Problem details:
What is the count of lines in the listing below that hold the string "Chiesa"? Reply with that number alone.

▬▬▬▬▬▬▬▬▬▬

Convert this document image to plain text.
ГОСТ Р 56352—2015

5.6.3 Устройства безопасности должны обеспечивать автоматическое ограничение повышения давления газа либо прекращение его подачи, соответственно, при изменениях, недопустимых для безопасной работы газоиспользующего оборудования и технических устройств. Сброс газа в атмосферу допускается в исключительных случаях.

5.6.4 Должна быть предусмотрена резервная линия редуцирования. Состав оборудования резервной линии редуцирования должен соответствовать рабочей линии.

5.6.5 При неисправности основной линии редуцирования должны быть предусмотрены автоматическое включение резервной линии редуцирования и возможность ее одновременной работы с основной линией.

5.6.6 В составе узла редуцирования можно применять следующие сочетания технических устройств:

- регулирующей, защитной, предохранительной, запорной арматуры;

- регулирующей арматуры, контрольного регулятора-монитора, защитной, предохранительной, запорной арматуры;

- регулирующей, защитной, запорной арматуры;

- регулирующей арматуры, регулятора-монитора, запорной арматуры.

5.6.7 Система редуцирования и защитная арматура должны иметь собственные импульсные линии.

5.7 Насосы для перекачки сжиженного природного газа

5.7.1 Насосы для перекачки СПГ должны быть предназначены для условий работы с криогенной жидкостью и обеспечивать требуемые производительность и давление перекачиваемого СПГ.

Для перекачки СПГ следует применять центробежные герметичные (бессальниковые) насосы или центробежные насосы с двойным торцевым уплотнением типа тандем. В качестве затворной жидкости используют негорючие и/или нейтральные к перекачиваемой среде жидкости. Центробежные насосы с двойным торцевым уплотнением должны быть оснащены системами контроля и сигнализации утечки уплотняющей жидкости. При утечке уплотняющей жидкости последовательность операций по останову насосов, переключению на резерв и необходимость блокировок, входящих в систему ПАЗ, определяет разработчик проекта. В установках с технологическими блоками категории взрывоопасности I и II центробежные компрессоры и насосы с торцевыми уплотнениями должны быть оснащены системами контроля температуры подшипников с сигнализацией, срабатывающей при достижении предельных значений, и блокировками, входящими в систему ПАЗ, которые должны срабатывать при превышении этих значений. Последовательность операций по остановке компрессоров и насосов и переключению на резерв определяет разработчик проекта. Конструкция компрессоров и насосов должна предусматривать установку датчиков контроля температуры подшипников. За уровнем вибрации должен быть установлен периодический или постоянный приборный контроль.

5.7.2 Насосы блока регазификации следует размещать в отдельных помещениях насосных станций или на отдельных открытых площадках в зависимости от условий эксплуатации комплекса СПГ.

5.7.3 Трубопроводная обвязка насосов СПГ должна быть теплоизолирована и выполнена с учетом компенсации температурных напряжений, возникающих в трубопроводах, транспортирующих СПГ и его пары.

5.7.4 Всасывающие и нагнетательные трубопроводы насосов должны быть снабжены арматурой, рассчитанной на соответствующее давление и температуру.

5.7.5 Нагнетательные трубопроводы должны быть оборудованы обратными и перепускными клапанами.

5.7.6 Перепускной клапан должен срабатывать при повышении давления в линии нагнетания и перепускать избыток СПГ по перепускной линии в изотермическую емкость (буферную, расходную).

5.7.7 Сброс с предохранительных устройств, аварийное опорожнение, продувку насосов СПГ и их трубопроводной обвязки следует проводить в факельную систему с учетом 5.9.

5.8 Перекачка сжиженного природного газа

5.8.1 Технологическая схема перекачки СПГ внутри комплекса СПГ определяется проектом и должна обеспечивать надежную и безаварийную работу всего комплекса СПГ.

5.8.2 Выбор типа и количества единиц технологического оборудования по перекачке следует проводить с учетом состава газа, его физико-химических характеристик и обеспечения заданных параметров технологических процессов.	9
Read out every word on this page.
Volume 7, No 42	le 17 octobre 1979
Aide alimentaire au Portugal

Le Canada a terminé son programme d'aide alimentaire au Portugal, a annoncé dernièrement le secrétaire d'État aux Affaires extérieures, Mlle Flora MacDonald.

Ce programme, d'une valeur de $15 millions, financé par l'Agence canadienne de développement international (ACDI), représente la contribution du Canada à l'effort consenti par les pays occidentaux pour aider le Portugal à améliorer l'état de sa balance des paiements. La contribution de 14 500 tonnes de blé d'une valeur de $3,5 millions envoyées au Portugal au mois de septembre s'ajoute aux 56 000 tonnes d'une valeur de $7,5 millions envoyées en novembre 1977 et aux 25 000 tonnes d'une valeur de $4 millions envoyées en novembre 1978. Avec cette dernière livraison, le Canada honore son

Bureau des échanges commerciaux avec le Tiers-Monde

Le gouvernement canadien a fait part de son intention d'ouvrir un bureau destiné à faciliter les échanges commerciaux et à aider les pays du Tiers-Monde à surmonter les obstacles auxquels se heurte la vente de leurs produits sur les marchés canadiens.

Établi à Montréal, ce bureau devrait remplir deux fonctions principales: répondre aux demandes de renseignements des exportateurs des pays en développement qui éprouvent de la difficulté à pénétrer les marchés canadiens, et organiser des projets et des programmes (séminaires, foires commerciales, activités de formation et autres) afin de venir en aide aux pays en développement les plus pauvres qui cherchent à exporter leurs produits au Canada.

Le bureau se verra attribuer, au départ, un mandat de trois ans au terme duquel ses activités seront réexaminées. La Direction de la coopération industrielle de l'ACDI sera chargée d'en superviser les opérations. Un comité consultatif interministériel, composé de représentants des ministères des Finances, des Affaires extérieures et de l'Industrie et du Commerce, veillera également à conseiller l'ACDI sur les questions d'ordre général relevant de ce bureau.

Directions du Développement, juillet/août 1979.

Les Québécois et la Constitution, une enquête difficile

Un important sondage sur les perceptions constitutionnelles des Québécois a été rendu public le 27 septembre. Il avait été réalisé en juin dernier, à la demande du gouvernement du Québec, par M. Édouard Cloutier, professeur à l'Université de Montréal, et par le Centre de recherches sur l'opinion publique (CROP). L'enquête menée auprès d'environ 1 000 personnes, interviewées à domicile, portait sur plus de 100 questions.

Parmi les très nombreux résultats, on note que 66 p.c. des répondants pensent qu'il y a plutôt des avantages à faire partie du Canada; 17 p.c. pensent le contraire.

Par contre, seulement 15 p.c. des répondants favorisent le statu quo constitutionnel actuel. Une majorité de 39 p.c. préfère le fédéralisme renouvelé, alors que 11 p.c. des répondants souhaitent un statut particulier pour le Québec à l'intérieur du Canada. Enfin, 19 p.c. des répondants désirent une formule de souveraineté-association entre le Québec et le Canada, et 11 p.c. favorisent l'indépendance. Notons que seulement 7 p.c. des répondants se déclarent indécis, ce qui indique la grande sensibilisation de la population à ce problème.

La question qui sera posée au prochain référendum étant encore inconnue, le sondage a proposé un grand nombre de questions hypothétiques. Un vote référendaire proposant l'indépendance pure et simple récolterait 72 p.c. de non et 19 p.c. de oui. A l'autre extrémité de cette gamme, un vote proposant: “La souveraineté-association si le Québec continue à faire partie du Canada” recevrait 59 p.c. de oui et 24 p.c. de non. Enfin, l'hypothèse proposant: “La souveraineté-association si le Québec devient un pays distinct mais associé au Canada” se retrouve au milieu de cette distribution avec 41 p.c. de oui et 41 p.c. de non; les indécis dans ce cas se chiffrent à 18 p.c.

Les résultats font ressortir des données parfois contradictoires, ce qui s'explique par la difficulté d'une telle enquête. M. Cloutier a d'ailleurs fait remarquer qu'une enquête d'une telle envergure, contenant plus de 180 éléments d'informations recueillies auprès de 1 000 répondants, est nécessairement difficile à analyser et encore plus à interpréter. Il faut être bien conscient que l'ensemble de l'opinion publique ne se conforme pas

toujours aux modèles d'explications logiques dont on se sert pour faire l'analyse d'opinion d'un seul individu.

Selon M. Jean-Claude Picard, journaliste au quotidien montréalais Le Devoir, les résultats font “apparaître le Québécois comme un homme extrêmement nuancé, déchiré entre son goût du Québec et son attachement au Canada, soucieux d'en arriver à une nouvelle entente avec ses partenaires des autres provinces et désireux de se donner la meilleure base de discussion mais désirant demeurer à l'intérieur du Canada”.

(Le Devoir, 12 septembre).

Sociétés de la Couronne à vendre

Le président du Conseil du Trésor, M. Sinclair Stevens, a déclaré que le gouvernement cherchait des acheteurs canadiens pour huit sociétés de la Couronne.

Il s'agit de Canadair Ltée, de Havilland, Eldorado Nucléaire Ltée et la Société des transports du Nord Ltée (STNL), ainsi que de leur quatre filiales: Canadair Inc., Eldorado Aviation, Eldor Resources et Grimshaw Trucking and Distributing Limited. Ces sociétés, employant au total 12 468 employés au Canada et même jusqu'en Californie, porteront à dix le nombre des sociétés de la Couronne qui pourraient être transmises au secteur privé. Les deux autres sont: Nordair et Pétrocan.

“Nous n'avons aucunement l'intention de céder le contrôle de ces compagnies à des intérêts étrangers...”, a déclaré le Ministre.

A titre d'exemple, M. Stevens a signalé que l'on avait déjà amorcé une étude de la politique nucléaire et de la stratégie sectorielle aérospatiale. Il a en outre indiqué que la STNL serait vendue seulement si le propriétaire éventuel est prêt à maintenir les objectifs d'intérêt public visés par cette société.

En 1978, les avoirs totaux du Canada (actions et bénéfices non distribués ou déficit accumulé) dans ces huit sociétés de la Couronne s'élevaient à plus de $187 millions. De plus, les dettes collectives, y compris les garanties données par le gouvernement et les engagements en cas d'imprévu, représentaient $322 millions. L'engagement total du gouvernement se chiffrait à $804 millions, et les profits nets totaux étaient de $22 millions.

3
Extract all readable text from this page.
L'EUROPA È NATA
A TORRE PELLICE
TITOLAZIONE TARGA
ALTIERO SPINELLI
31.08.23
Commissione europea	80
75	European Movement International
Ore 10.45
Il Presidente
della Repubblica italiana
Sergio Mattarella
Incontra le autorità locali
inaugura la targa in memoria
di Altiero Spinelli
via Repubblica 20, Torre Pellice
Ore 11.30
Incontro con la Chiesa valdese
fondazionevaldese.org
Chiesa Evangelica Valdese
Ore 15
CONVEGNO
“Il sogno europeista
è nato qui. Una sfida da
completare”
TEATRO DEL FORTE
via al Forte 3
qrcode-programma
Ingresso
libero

▬▬▬▬▬▬▬▬▬▬

Exercise output:
2